- [Goal]
Extract every line that contains the string "this".

====== Raw records

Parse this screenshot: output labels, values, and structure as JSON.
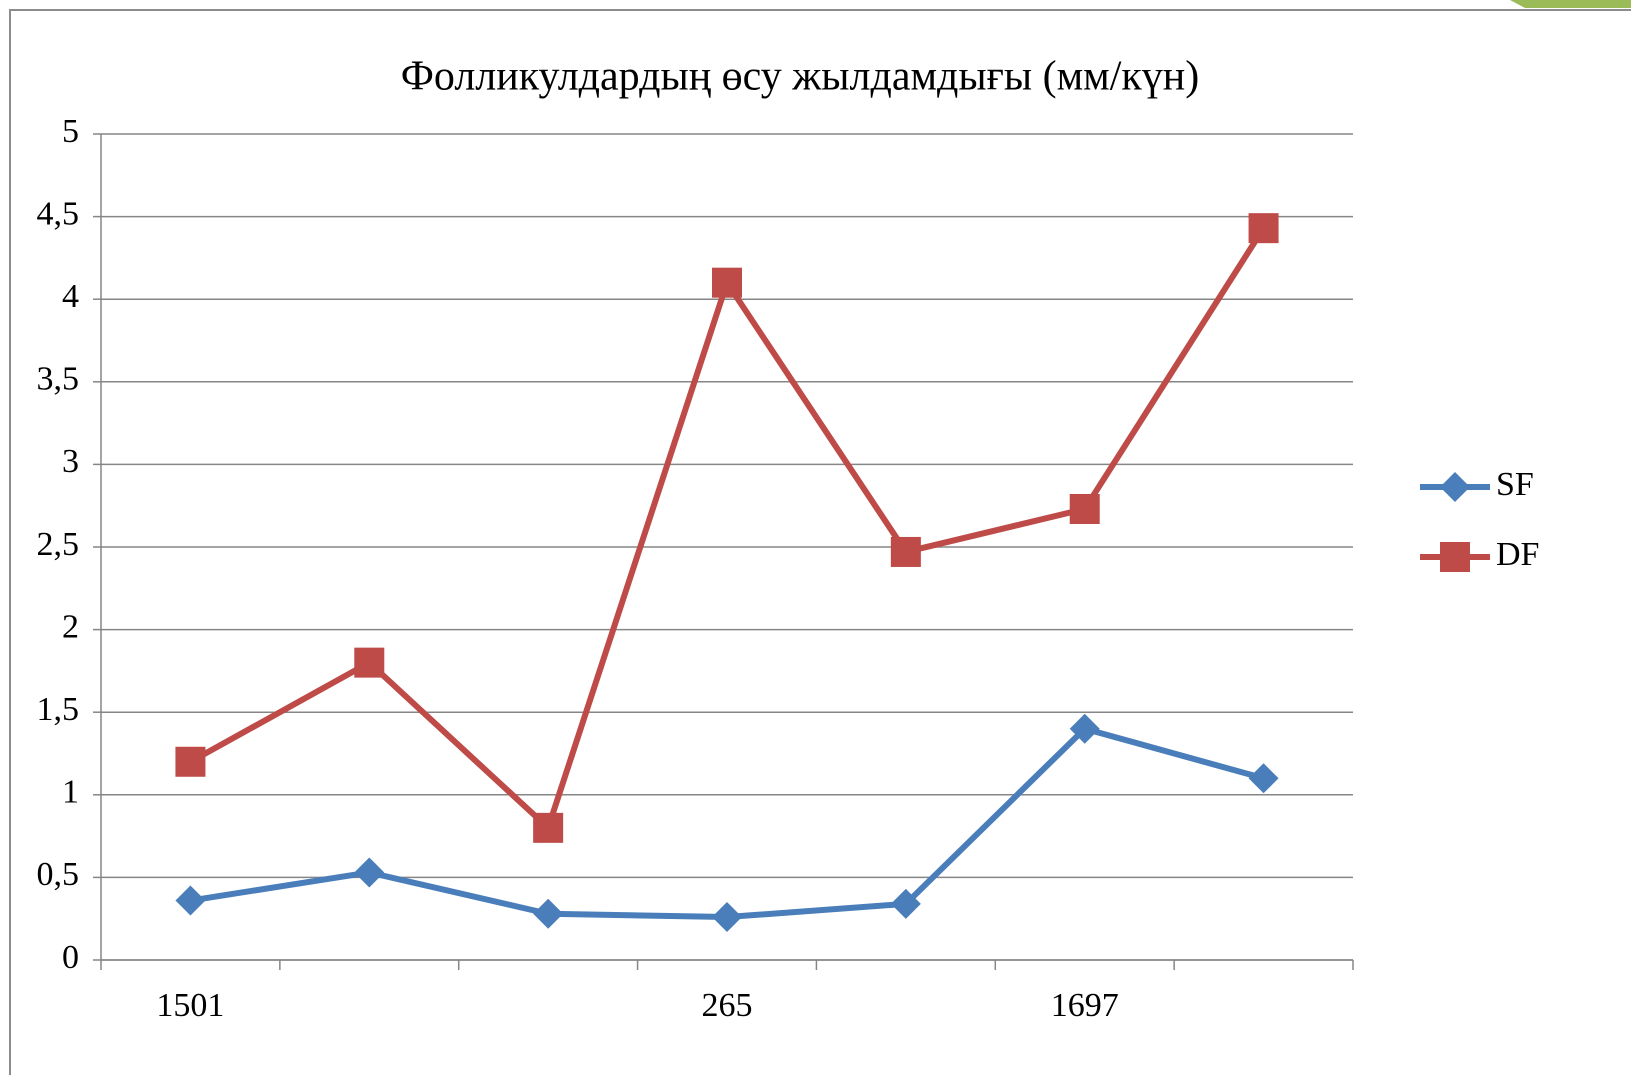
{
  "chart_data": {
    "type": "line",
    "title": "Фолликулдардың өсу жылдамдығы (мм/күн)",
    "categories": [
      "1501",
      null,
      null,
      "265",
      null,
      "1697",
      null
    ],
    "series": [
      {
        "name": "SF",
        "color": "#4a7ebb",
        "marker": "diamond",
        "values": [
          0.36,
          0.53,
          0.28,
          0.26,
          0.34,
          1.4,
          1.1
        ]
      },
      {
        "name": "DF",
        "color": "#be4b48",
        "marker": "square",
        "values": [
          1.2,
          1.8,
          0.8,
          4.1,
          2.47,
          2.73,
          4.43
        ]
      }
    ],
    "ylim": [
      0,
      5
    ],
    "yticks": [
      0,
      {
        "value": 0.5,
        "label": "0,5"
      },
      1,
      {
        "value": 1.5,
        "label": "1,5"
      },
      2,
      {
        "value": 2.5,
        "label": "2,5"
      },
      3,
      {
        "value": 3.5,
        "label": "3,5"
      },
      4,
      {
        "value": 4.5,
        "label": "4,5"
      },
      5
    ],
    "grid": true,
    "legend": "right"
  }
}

============
====== Raw records

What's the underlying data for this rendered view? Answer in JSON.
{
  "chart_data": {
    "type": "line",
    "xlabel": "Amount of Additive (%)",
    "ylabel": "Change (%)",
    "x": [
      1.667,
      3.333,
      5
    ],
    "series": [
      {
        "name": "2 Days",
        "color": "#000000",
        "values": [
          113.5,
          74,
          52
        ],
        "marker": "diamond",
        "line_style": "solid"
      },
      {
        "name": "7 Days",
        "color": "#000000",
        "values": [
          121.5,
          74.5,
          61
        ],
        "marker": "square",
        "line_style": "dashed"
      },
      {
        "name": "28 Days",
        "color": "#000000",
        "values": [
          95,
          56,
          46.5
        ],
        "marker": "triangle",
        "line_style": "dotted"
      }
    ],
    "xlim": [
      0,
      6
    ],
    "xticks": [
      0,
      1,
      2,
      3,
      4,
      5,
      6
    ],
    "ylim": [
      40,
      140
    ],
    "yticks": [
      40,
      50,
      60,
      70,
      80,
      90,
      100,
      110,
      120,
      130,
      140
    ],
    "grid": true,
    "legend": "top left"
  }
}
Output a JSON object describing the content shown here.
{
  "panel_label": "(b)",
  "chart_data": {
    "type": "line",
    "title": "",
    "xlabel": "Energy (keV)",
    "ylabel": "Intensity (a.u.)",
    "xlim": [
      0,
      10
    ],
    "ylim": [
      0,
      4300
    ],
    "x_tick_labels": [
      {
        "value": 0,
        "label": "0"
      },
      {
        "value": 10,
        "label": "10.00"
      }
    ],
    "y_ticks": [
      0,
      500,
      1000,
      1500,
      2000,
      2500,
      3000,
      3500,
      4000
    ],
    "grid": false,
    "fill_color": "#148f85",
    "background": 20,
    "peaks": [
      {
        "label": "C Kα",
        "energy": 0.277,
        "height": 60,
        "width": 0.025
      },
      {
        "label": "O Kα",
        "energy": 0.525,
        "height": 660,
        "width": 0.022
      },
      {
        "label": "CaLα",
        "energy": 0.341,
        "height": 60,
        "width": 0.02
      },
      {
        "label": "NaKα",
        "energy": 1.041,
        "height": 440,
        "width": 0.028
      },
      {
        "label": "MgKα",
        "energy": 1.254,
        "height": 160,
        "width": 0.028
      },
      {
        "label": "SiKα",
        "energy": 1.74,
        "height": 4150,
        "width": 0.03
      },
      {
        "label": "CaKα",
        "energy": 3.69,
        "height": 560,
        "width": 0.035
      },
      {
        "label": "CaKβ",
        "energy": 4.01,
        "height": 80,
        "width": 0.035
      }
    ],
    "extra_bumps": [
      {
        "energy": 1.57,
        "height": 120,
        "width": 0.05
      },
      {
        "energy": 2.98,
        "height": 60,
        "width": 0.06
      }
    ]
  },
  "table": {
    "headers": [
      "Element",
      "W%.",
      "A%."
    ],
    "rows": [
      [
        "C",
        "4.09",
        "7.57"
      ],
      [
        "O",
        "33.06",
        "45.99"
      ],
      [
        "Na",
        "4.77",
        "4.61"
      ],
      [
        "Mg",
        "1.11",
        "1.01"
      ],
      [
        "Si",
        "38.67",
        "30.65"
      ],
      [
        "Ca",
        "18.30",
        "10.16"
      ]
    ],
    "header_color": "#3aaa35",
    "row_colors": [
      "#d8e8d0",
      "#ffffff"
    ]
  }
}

============

- [Response]
Parse this screenshot: output labels, values, and structure as JSON.
What's the underlying data for this rendered view? Answer in JSON.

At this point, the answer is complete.